## Supplied passage:
AWS D1.1 or AWS D1.6? How to Select the Right Welding Standard for Your Project

The Bottom Line Up Front

In the world of welding, AWS D1.1 and AWS D1.6 aren’t just technical documents—they’re trusted guides, each crafted to protect the integrity of different materials and the projects that rely on them.

AWS D1.1 is the structural welding code for carbon and low-alloy steels, covering everything from building frameworks to bridges. AWS D1.6 is specifically designed for structural welding of stainless steel, addressing the unique metallurgical and corrosion-resistance requirements of stainless materials.

Using the wrong code can lead to structural failures, failed inspections, costly rework, and potentially catastrophic safety issues.

Quick Guide: Which Code Should You Use?

Your Project Involves	Use This Code
Carbon steel structures, Low-alloy steel construction	AWS D1.1
Stainless steel fabrication or Corrosive environments requiring	AWS D1.6
Mixed materials (carbon + stainless)	Both codes apply*

Understanding the Fundamentals

AWS D1.1: The Backbone of Structural Steel Welding

AWS D1.1, officially titled “Structural Welding Code – Steel,” is the most widely used welding standard in North America. Published by the American Welding Society, it provides comprehensive requirements for welding carbon and low-alloy steels in structural applications.
This code covers design, qualification procedures, fabrication, inspection, and acceptance criteria for welded structures ranging from buildings and bridges to offshore platforms.

Key characteristics of AWS D1.1

• Addresses carbon steel and low-alloy steel (typically with carbon content below 0.30%)
• Focuses on structural integrity and load-bearing capacity
• Widely adopted in construction, infrastructure, and manufacturing
• Emphasizes weld strength and ductility

AWS D1.6: The Specialist for Stainless Steel

AWS D1.6, “Structural Welding Code – Stainless Steel,” was developed specifically to address the unique properties and challenges of welding stainless steel structures. While it mirrors D1.1’s organisational structure for easier navigation, it contains significantly different technical requirements that reflect stainless steel’s distinct metallurgical behaviour.

Key characteristics of AWS D1.6

• Covers austenitic, ferritic, duplex, and martensitic stainless steels
• Addresses corrosion resistance as a primary concern
• Includes specific guidance on heat input control to prevent carbide precipitation
• Emphasizes post-weld surface treatment (passivation)

The Critical Distinction: Why Material Matters

This isn’t just an academic distinction. Use D1.1 procedures on stainless steel, and you risk chromium carbide precipitation along grain boundaries, destroying corrosion resistance. Apply D1.6’s restrictive heat input limits to carbon steel unnecessarily, and you’ll create brittle welds prone to hydrogen cracking.

The fundamental difference between these codes stems from the metallurgical properties of their respective base materials:

Carbon Steel (D1.1)

• Higher thermal conductivity (heat dissipates faster)
• May require preheating to prevent cracking
• Lower cost materials
• Susceptible to rust without protective coatings

Stainless Steel (D1.6)

## Records provided:
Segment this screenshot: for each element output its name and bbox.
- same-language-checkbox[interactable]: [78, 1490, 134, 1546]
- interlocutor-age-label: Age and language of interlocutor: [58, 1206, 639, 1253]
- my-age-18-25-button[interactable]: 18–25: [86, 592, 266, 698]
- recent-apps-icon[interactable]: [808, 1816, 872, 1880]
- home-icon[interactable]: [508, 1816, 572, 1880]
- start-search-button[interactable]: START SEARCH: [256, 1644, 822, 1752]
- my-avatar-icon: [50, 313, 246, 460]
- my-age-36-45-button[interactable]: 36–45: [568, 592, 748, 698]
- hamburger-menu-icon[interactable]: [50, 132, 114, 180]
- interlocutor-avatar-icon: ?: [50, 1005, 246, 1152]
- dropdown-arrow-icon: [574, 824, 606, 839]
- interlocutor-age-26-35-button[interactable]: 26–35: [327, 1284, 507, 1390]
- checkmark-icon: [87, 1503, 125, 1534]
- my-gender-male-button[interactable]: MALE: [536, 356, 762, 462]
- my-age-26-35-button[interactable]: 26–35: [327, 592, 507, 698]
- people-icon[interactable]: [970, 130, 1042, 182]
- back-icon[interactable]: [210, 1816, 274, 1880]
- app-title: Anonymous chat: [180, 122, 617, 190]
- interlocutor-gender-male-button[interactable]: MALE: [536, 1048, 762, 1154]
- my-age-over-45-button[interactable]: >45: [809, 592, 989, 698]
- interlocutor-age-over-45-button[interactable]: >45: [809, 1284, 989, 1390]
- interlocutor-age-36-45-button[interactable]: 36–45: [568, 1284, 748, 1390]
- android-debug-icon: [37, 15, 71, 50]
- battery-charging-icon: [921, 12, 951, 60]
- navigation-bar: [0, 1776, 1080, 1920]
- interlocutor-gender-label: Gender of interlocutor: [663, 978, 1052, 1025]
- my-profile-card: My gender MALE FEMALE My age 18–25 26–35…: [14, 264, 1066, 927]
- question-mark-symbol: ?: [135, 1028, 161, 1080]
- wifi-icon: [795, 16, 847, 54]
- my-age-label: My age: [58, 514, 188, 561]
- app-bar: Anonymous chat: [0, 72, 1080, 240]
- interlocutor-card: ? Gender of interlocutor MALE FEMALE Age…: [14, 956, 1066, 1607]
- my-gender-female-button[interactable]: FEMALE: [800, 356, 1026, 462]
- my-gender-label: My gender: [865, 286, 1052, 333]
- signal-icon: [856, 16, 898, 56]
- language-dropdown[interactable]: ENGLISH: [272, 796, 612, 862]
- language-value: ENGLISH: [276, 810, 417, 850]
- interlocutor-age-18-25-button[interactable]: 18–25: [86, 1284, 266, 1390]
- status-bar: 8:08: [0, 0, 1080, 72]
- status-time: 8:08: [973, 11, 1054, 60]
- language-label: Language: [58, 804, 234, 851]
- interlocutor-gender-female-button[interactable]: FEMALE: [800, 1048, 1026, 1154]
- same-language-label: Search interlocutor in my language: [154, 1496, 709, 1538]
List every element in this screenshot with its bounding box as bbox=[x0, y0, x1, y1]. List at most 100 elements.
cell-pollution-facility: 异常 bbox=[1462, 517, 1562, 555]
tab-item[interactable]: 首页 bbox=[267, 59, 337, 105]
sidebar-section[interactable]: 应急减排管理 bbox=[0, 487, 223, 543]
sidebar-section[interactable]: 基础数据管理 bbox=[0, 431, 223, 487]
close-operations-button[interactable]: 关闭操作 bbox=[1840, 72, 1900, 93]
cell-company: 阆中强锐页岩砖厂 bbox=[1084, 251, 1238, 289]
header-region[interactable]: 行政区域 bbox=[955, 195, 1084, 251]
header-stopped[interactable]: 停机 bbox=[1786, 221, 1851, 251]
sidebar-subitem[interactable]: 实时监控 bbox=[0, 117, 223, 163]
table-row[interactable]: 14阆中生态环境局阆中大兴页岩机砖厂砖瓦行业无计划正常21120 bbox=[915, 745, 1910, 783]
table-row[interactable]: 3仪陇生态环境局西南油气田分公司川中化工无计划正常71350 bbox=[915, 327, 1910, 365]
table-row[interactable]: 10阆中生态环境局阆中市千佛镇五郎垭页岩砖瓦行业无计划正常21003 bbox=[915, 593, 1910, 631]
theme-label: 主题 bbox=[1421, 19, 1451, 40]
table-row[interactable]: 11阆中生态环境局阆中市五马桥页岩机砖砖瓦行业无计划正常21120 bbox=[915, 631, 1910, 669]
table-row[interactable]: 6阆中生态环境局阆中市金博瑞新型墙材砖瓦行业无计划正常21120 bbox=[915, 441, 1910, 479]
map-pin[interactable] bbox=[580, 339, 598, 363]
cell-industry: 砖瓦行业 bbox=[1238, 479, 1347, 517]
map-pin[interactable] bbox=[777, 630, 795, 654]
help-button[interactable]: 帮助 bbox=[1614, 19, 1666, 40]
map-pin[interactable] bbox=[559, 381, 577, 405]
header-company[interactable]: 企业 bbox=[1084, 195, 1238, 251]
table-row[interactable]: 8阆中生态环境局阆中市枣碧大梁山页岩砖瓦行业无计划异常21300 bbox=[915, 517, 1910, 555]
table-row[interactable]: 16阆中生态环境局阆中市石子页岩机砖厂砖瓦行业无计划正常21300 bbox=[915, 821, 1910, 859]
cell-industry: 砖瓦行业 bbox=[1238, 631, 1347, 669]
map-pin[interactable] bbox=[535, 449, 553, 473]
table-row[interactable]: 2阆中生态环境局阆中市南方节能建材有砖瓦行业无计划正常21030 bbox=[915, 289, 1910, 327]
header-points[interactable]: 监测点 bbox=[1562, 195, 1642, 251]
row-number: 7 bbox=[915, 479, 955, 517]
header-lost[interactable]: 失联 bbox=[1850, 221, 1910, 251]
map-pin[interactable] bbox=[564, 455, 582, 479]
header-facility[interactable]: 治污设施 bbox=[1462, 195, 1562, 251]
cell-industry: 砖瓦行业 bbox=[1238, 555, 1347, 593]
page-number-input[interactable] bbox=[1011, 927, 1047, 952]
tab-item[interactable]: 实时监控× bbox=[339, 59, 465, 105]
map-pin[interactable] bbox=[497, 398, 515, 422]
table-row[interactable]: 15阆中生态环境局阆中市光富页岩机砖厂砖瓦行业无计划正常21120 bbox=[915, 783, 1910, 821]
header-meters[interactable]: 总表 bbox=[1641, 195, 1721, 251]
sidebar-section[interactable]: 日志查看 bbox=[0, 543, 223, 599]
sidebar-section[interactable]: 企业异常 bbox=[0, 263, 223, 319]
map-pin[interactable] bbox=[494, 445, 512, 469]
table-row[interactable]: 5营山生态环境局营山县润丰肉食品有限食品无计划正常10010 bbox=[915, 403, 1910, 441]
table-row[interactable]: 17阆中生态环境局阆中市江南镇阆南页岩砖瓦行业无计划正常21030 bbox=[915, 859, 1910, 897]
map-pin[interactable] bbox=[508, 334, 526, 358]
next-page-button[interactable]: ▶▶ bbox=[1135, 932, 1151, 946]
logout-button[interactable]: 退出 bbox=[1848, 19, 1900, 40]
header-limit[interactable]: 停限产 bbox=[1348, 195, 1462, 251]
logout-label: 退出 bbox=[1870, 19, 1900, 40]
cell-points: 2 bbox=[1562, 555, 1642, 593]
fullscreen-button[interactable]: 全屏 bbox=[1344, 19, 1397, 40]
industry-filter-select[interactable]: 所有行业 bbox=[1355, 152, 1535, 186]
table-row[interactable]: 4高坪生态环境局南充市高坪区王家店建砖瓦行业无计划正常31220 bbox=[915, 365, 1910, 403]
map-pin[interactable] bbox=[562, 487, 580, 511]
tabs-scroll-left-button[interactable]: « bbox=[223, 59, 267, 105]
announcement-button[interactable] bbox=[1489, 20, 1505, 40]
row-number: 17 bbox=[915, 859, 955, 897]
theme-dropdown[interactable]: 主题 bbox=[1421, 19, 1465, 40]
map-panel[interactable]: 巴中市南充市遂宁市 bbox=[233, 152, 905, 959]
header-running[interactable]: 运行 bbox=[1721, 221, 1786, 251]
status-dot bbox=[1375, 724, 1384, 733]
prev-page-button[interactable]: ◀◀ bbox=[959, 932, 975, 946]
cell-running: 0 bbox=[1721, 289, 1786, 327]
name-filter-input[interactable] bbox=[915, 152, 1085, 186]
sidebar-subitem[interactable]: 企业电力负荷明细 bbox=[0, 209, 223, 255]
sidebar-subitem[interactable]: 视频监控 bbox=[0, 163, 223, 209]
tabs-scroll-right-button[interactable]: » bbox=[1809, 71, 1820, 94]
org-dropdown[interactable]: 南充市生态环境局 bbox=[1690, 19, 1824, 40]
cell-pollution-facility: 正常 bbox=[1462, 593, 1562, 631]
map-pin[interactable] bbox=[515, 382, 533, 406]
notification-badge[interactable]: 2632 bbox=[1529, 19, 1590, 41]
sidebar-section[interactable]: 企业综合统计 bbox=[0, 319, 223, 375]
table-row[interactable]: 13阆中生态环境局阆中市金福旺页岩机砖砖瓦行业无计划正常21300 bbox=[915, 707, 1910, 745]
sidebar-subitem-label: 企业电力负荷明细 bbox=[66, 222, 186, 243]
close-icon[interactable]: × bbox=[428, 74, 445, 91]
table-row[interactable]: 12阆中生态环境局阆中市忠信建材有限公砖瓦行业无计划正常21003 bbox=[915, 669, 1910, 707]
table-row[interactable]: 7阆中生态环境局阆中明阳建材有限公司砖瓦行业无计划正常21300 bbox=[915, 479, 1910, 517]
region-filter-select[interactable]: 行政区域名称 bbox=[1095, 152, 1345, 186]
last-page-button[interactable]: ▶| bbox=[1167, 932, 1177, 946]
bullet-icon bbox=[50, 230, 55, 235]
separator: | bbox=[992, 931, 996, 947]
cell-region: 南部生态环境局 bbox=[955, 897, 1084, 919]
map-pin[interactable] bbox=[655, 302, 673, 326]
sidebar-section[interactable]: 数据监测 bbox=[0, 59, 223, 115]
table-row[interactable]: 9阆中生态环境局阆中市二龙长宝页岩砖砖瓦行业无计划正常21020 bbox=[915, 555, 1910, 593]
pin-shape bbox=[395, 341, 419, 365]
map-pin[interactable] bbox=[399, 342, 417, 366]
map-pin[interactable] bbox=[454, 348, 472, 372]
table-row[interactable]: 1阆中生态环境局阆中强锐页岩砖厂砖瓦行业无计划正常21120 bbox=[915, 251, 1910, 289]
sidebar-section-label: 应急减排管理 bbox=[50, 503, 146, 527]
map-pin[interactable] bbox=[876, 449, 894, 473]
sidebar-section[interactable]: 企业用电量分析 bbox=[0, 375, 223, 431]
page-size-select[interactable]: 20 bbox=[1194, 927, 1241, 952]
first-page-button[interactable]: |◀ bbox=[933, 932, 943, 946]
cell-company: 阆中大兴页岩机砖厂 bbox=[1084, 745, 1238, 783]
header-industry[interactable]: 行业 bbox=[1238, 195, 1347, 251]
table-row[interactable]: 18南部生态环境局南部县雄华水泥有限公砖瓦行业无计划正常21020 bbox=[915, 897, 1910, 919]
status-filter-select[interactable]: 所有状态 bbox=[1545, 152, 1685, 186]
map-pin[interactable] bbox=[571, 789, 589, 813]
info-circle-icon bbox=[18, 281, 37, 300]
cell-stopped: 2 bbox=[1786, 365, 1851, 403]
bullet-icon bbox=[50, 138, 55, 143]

## Request A:
Rewrite the welding code article between "AWS D1.1 or" and "rely on them.", inclusive, putting "reliable references" in place of "trusted guides".
## Request B:
Answer these from the welding code article:
(i) Which organization publishes AWS D1.1?
(ii) What four kinds of stainless steel does AWS D1.6 cover?
(iii) Below what carbon content are the steels that AWS D1.1 addresses typically kept?
## Request C:
Carry on the article about choosing between AWS D1.1 and AWS D1.6 from the point where it stops.

## Response A:
AWS D1.1 or AWS D1.6? How to Select the Right Welding Standard for Your Project

The Bottom Line Up Front

In the world of welding, AWS D1.1 and AWS D1.6 aren’t just technical documents—they’re reliable references, each crafted to protect the integrity of different materials and the projects that rely on them.

## Response B:
(i) The American Welding Society.
(ii) Austenitic, ferritic, duplex, and martensitic stainless steels.
(iii) 0.30%.

## Response C:
• Lower thermal conductivity (heat concentrates in weld zone)
• Requires careful heat input control to avoid sensitisation
• Significantly higher material and welding costs
• Inherent corrosion resistance (when properly welded)

Five Key Differences That Impact Your Project

1. Base Metal Composition Requirements
2. Welding Consumable Specifications
3. Thermal Control Parameters
4. Corrosion Resistance Considerations
5. Inspection and Acceptance Criteria

Base Metal Composition Requirements

Misidentifying your base material means applying the wrong welding parameters, leading to either inadequate mechanical properties or compromised corrosion resistance.

D1.1 Approach: Focuses on carbon content and carbon equivalent formulas to assess weldability. The code provides guidance for materials with carbon content typically below 0.30%, with special considerations for higher carbon levels.

D1.6 Approach: Emphasizes chromium and nickel content, which determine the stainless steel classification (austenitic, ferritic, duplex, or martensitic). Each classification has unique welding requirements. The code addresses potential issues like sigma phase formation in duplex stainless and martensite formation in certain grades.

Welding Consumable Specifications

A weld that’s structurally sound but has mismatched corrosion resistance will become the weak point in a stainless steel system, potentially leading to premature failure in service.

D1.1 Specifications: Filler metals are selected primarily for matching tensile strength and impact properties. The code allows for some under-matching in certain applications where joint design compensates.

D1.6 Specifications: Filler metal selection is far more complex, requiring consideration of:

• Matching base metal composition for corrosion resistance
• Ferrite content control in austenitic welds (typically 4-10 FN to prevent hot cracking)
• Potential for galvanic corrosion between weld and base metal
• Operating temperature range of the structure

Thermal Control Parameters

Excessive heat input in stainless steel can cause chromium carbides to precipitate at grain boundaries (sensitization), creating chromium-depleted zones vulnerable to intergranular corrosion.

D1.1 Requirements:

• Preheat: Often required, calculated based on carbon equivalent and thickness (typically 50-400°F/10-204°C)
• Interpass temperature: Maximum limits to prevent grain growth (usually 550°F/288°C maximum)
• Heat input: Generally not restricted unless specified by the engineer

D1.6 Requirements:

• Preheat: Usually NOT required (except for martensitic grades); room temperature start is typical
• Interpass temperature: Strictly controlled maximum limits (often 350°F for austenitic grades)
• Heat input: Maximum limits specified to prevent sensitization and excessive ferrite formation

Corrosion Resistance Considerations

A stainless steel structure that’s properly welded per D1.1 mechanical requirements might still fail catastrophically in corrosive service because the weld zone’s corrosion resistance has been compromised.

D1.1 Focus: Corrosion protection is typically achieved through coatings, painting, or galvanizing after fabrication.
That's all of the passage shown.